[Chart and figure data]
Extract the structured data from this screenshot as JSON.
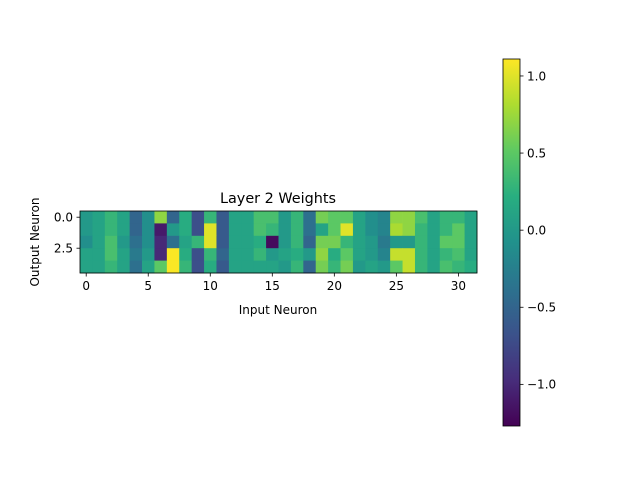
{
  "chart_data": {
    "type": "heatmap",
    "title": "Layer 2 Weights",
    "xlabel": "Input Neuron",
    "ylabel": "Output Neuron",
    "x_ticks": [
      0,
      5,
      10,
      15,
      20,
      25,
      30
    ],
    "x_tick_labels": [
      "0",
      "5",
      "10",
      "15",
      "20",
      "25",
      "30"
    ],
    "y_ticks": [
      0.0,
      2.5
    ],
    "y_tick_labels": [
      "0.0",
      "2.5"
    ],
    "n_rows": 5,
    "n_cols": 32,
    "values": [
      [
        0.0,
        0.1,
        0.3,
        0.1,
        -0.5,
        -0.1,
        0.7,
        -0.5,
        0.2,
        -0.7,
        0.3,
        -0.6,
        0.1,
        0.1,
        0.4,
        0.4,
        0.0,
        0.3,
        -0.4,
        0.6,
        0.5,
        0.5,
        0.1,
        -0.1,
        -0.2,
        0.7,
        0.7,
        0.4,
        0.1,
        0.3,
        0.3,
        0.1
      ],
      [
        0.0,
        0.1,
        0.3,
        0.1,
        -0.5,
        -0.1,
        -1.1,
        0.0,
        0.2,
        -0.7,
        1.0,
        -0.6,
        0.1,
        0.1,
        0.4,
        0.3,
        0.0,
        0.3,
        -0.4,
        0.1,
        0.5,
        1.0,
        0.1,
        -0.1,
        -0.2,
        0.8,
        0.7,
        0.3,
        0.1,
        0.3,
        0.5,
        0.1
      ],
      [
        -0.1,
        0.1,
        0.4,
        0.0,
        -0.4,
        -0.1,
        -1.0,
        -0.4,
        0.1,
        0.3,
        1.0,
        -0.6,
        0.1,
        0.1,
        0.2,
        -1.2,
        0.0,
        0.3,
        -0.5,
        0.6,
        0.6,
        0.3,
        0.1,
        0.0,
        -0.3,
        0.0,
        0.0,
        0.3,
        0.1,
        0.5,
        0.5,
        0.1
      ],
      [
        0.1,
        0.1,
        0.4,
        0.1,
        -0.3,
        0.0,
        -1.0,
        1.1,
        0.2,
        -0.7,
        0.3,
        -0.5,
        0.1,
        0.1,
        0.3,
        0.0,
        0.1,
        0.2,
        0.0,
        0.7,
        0.2,
        0.5,
        0.1,
        0.0,
        -0.2,
        0.9,
        0.9,
        0.3,
        0.1,
        0.3,
        0.4,
        0.1
      ],
      [
        0.1,
        0.1,
        0.3,
        0.1,
        -0.4,
        0.1,
        0.5,
        1.1,
        0.3,
        -0.7,
        0.2,
        -0.6,
        0.1,
        0.1,
        0.1,
        0.1,
        0.0,
        0.3,
        -0.5,
        0.6,
        0.3,
        0.6,
        0.0,
        0.1,
        0.0,
        0.5,
        0.9,
        0.3,
        0.1,
        0.4,
        0.3,
        0.2
      ]
    ],
    "colormap": "viridis",
    "vmin": -1.27,
    "vmax": 1.11,
    "colorbar_ticks": [
      1.0,
      0.5,
      0.0,
      -0.5,
      -1.0
    ],
    "colorbar_tick_labels": [
      "1.0",
      "0.5",
      "0.0",
      "−0.5",
      "−1.0"
    ],
    "grid": false
  }
}
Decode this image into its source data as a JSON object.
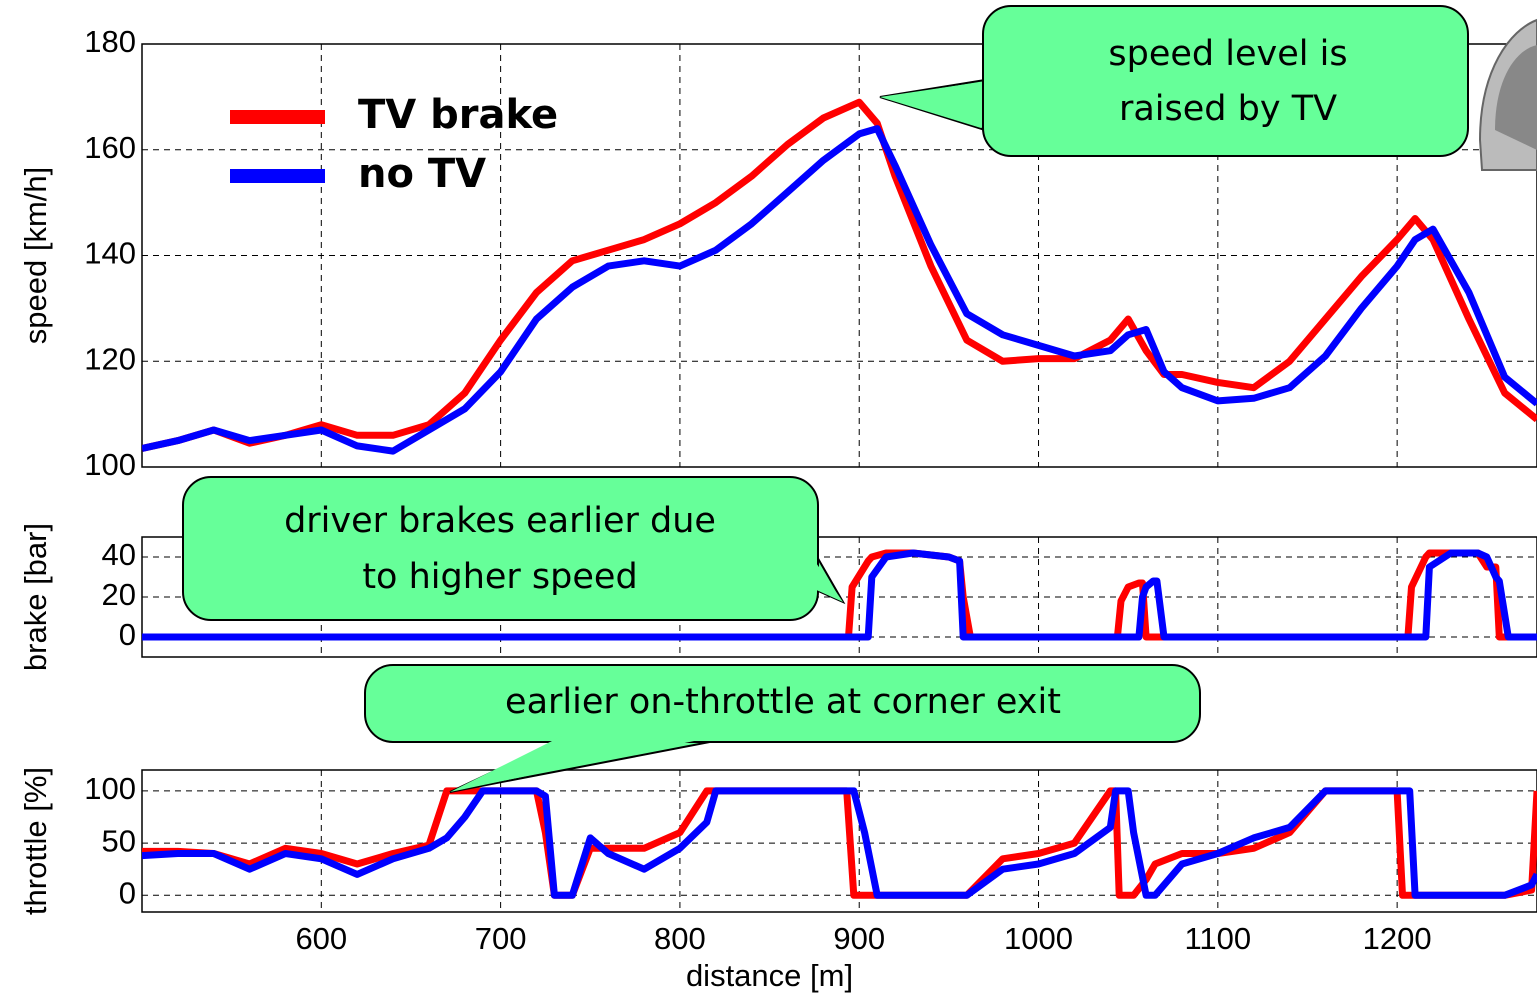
{
  "chart_data": [
    {
      "type": "line",
      "ylabel": "speed [km/h]",
      "x": [
        500,
        520,
        540,
        560,
        580,
        600,
        620,
        640,
        660,
        680,
        700,
        720,
        740,
        760,
        780,
        800,
        820,
        840,
        860,
        880,
        900,
        910,
        920,
        940,
        960,
        980,
        1000,
        1020,
        1040,
        1050,
        1060,
        1070,
        1080,
        1100,
        1120,
        1140,
        1160,
        1180,
        1200,
        1210,
        1220,
        1240,
        1260,
        1278
      ],
      "series": [
        {
          "name": "TV brake",
          "color": "#ff0000",
          "values": [
            103.5,
            105,
            107,
            104.5,
            106,
            108,
            106,
            106,
            108,
            114,
            124,
            133,
            139,
            141,
            143,
            146,
            150,
            155,
            161,
            166,
            169,
            165,
            155,
            138,
            124,
            120,
            120.5,
            120.5,
            124,
            128,
            122,
            117.5,
            117.5,
            116,
            115,
            120,
            128,
            136,
            143,
            147,
            143,
            128,
            114,
            109
          ]
        },
        {
          "name": "no TV",
          "color": "#0000ff",
          "values": [
            103.5,
            105,
            107,
            105,
            106,
            107,
            104,
            103,
            107,
            111,
            118,
            128,
            134,
            138,
            139,
            138,
            141,
            146,
            152,
            158,
            163,
            164,
            157,
            142,
            129,
            125,
            123,
            121,
            122,
            125,
            126,
            118,
            115,
            112.5,
            113,
            115,
            121,
            130,
            138,
            143,
            145,
            133,
            117,
            112
          ]
        }
      ],
      "xlim": [
        500,
        1278
      ],
      "xticks": [
        600,
        700,
        800,
        900,
        1000,
        1100,
        1200
      ],
      "ylim": [
        100,
        180
      ],
      "yticks": [
        100,
        120,
        140,
        160,
        180
      ],
      "grid": true,
      "legend": "upper-left",
      "annotations": [
        {
          "lines": [
            "speed level is",
            "raised by TV"
          ],
          "color": "#66ff99"
        }
      ]
    },
    {
      "type": "line",
      "ylabel": "brake [bar]",
      "x": [
        500,
        894,
        896,
        905,
        907,
        915,
        930,
        950,
        956,
        958,
        962,
        1040,
        1044,
        1046,
        1050,
        1056,
        1058,
        1060,
        1064,
        1066,
        1070,
        1072,
        1200,
        1206,
        1208,
        1216,
        1218,
        1230,
        1245,
        1250,
        1255,
        1257,
        1262,
        1278
      ],
      "series": [
        {
          "name": "TV brake",
          "color": "#ff0000",
          "values": [
            0,
            0,
            25,
            38,
            40,
            42,
            42,
            40,
            38,
            20,
            0,
            0,
            0,
            18,
            25,
            27,
            27,
            0,
            0,
            0,
            0,
            0,
            0,
            0,
            25,
            40,
            42,
            42,
            42,
            35,
            35,
            0,
            0,
            0
          ]
        },
        {
          "name": "no TV",
          "color": "#0000ff",
          "values": [
            0,
            0,
            0,
            0,
            30,
            40,
            42,
            40,
            38,
            0,
            0,
            0,
            0,
            0,
            0,
            0,
            20,
            25,
            28,
            28,
            0,
            0,
            0,
            0,
            0,
            0,
            35,
            42,
            42,
            40,
            30,
            28,
            0,
            0
          ]
        }
      ],
      "xlim": [
        500,
        1278
      ],
      "xticks": [
        600,
        700,
        800,
        900,
        1000,
        1100,
        1200
      ],
      "ylim": [
        -10,
        50
      ],
      "yticks": [
        0,
        20,
        40
      ],
      "grid": true,
      "annotations": [
        {
          "lines": [
            "driver brakes earlier due",
            "to higher speed"
          ],
          "color": "#66ff99"
        }
      ]
    },
    {
      "type": "line",
      "ylabel": "throttle [%]",
      "xlabel": "distance [m]",
      "x": [
        500,
        520,
        540,
        560,
        580,
        600,
        620,
        640,
        660,
        670,
        680,
        690,
        700,
        710,
        720,
        725,
        730,
        740,
        750,
        760,
        780,
        800,
        815,
        820,
        840,
        860,
        880,
        893,
        897,
        903,
        910,
        940,
        960,
        980,
        1000,
        1020,
        1040,
        1043,
        1045,
        1050,
        1053,
        1060,
        1065,
        1080,
        1100,
        1120,
        1140,
        1160,
        1180,
        1200,
        1203,
        1207,
        1210,
        1230,
        1260,
        1275,
        1278
      ],
      "series": [
        {
          "name": "TV brake",
          "color": "#ff0000",
          "values": [
            42,
            42,
            40,
            30,
            45,
            40,
            30,
            40,
            48,
            100,
            100,
            100,
            100,
            100,
            100,
            60,
            0,
            0,
            45,
            45,
            45,
            60,
            100,
            100,
            100,
            100,
            100,
            100,
            0,
            0,
            0,
            0,
            0,
            35,
            40,
            50,
            100,
            100,
            0,
            0,
            0,
            15,
            30,
            40,
            40,
            45,
            60,
            100,
            100,
            100,
            0,
            0,
            0,
            0,
            0,
            5,
            100
          ]
        },
        {
          "name": "no TV",
          "color": "#0000ff",
          "values": [
            38,
            40,
            40,
            25,
            40,
            35,
            20,
            35,
            45,
            55,
            75,
            100,
            100,
            100,
            100,
            95,
            0,
            0,
            55,
            40,
            25,
            45,
            70,
            100,
            100,
            100,
            100,
            100,
            100,
            60,
            0,
            0,
            0,
            25,
            30,
            40,
            65,
            100,
            100,
            100,
            60,
            0,
            0,
            30,
            40,
            55,
            65,
            100,
            100,
            100,
            100,
            100,
            0,
            0,
            0,
            10,
            20
          ]
        }
      ],
      "xlim": [
        500,
        1278
      ],
      "xticks": [
        600,
        700,
        800,
        900,
        1000,
        1100,
        1200
      ],
      "ylim": [
        -16,
        120
      ],
      "yticks": [
        0,
        50,
        100
      ],
      "grid": true,
      "annotations": [
        {
          "lines": [
            "earlier on-throttle at corner exit"
          ],
          "color": "#66ff99"
        }
      ]
    }
  ]
}
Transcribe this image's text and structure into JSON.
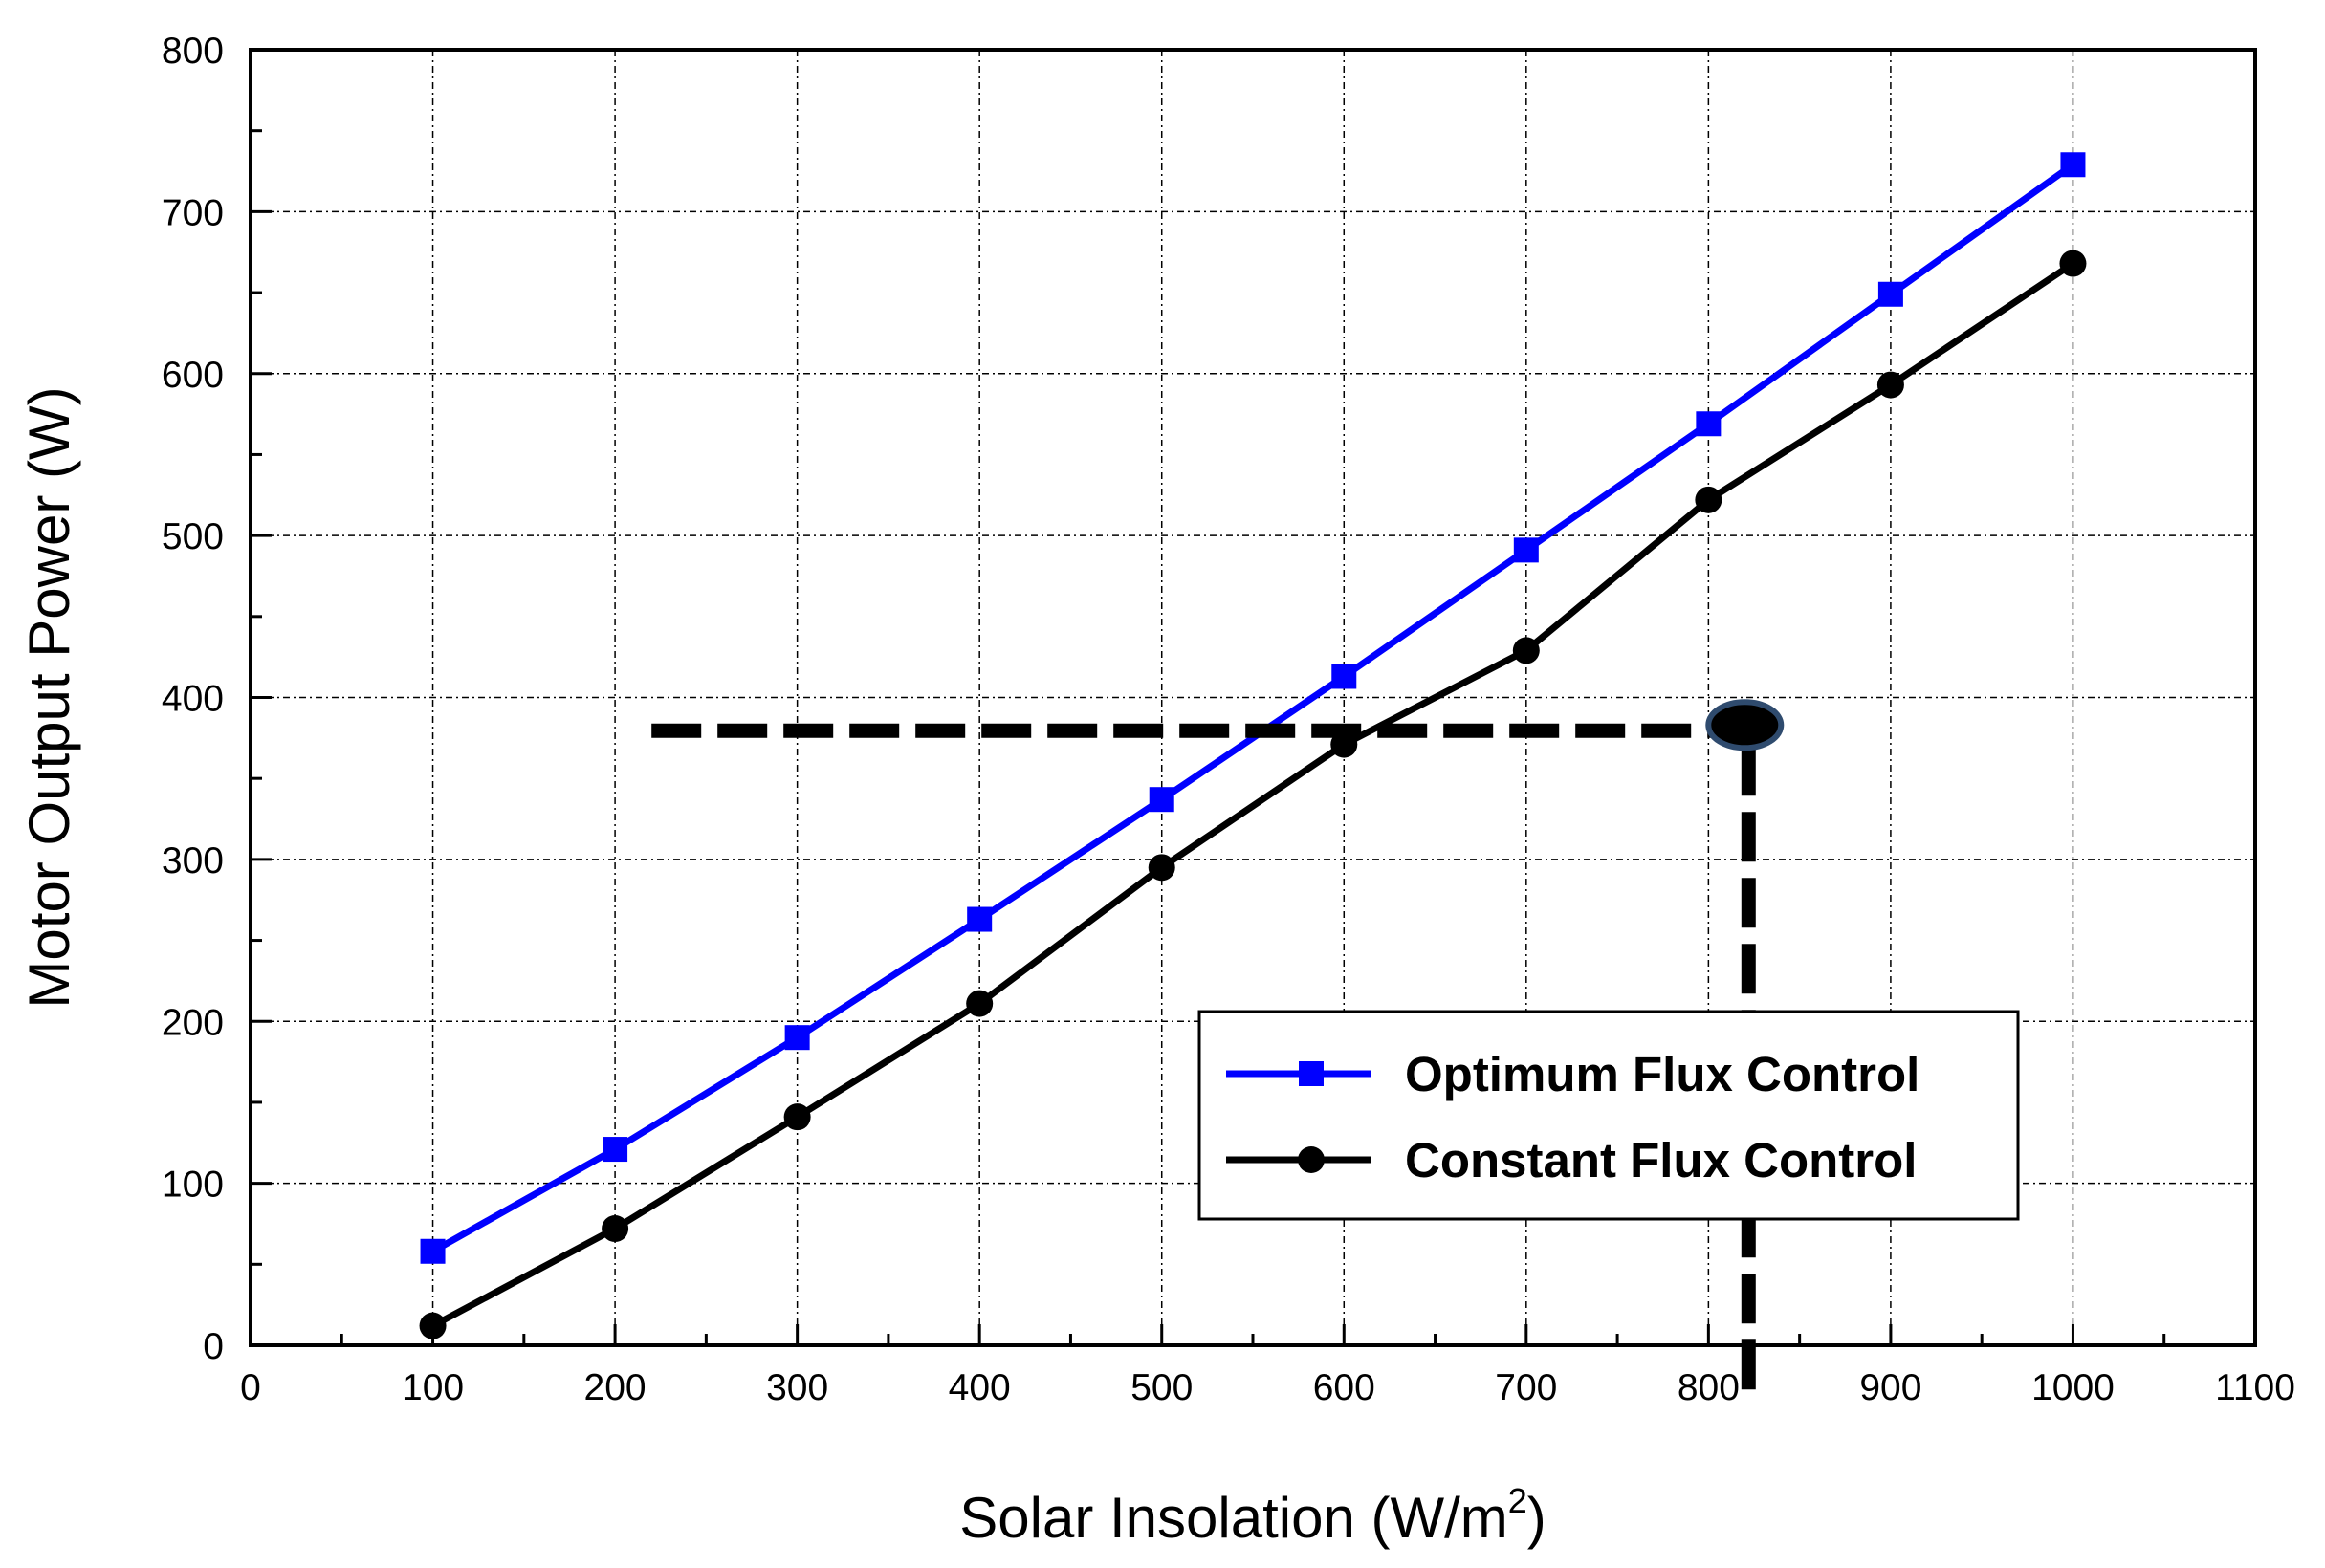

- **What you are asked to do**:
In the entries above, find every line holding the word "image" and copy it out.

- **Exercise result**:
Decode this image into its source data as a JSON object.
Transcribe this image's text and structure into JSON.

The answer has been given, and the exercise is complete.